> _Task goal_: The listing below should be copied in full, word for word.
---------- Records for the exercise ----------
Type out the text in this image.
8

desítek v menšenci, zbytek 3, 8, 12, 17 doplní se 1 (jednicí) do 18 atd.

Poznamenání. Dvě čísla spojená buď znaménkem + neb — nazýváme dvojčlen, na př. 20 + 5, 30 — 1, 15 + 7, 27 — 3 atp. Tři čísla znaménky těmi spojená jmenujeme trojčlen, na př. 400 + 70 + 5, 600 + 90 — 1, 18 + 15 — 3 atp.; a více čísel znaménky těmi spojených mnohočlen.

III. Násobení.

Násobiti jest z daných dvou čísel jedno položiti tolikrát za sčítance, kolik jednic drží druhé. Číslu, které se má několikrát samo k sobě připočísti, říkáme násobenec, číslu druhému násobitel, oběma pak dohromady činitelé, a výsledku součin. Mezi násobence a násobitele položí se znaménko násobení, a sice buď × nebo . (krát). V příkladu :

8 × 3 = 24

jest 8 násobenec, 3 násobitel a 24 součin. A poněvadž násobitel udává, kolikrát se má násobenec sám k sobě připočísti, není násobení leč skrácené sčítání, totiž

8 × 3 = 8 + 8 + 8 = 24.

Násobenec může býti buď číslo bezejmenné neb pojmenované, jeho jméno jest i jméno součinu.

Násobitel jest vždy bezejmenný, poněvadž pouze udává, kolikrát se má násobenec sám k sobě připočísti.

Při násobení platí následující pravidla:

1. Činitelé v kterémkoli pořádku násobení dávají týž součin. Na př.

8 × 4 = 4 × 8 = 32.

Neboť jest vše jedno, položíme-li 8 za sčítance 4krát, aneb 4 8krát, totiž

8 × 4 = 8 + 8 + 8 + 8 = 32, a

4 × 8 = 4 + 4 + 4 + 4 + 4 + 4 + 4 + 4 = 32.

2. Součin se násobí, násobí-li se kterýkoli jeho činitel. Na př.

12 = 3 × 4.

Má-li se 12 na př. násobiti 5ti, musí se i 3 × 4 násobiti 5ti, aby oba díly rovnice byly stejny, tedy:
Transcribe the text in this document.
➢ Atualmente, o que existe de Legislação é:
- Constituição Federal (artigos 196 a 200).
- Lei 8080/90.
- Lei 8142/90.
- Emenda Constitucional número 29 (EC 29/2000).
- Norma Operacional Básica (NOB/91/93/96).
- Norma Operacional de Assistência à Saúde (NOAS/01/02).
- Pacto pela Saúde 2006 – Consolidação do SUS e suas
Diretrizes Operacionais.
----------
> _Reply to the task_:
Type out the text in this image.
8

desítek v menšenci, zbytek 3, 8, 12, 17 doplní se 1 (jednicí) do 18 atd.

Poznamenání. Dvě čísla spojená buď znaménkem + neb — nazýváme dvojčlen, na př. 20 + 5, 30 — 1, 15 + 7, 27 — 3 atp. Tři čísla znaménky těmi spojená jmenujeme trojčlen, na př. 400 + 70 + 5, 600 + 90 — 1, 18 + 15 — 3 atp.; a více čísel znaménky těmi spojených mnohočlen.

III. Násobení.

Násobiti jest z daných dvou čísel jedno položiti tolikrát za sčítance, kolik jednic drží druhé. Číslu, které se má několikrát samo k sobě připočísti, říkáme násobenec, číslu druhému násobitel, oběma pak dohromady činitelé, a výsledku součin. Mezi násobence a násobitele položí se znaménko násobení, a sice buď × nebo . (krát). V příkladu :

8 × 3 = 24

jest 8 násobenec, 3 násobitel a 24 součin. A poněvadž násobitel udává, kolikrát se má násobenec sám k sobě připočísti, není násobení leč skrácené sčítání, totiž

8 × 3 = 8 + 8 + 8 = 24.

Násobenec může býti buď číslo bezejmenné neb pojmenované, jeho jméno jest i jméno součinu.

Násobitel jest vždy bezejmenný, poněvadž pouze udává, kolikrát se má násobenec sám k sobě připočísti.

Při násobení platí následující pravidla:

1. Činitelé v kterémkoli pořádku násobení dávají týž součin. Na př.

8 × 4 = 4 × 8 = 32.

Neboť jest vše jedno, položíme-li 8 za sčítance 4krát, aneb 4 8krát, totiž

8 × 4 = 8 + 8 + 8 + 8 = 32, a

4 × 8 = 4 + 4 + 4 + 4 + 4 + 4 + 4 + 4 = 32.

2. Součin se násobí, násobí-li se kterýkoli jeho činitel. Na př.

12 = 3 × 4.

Má-li se 12 na př. násobiti 5ti, musí se i 3 × 4 násobiti 5ti, aby oba díly rovnice byly stejny, tedy:
Transcribe the text in this document.
➢ Atualmente, o que existe de Legislação é:
- Constituição Federal (artigos 196 a 200).
- Lei 8080/90.
- Lei 8142/90.
- Emenda Constitucional número 29 (EC 29/2000).
- Norma Operacional Básica (NOB/91/93/96).
- Norma Operacional de Assistência à Saúde (NOAS/01/02).
- Pacto pela Saúde 2006 – Consolidação do SUS e suas
Diretrizes Operacionais.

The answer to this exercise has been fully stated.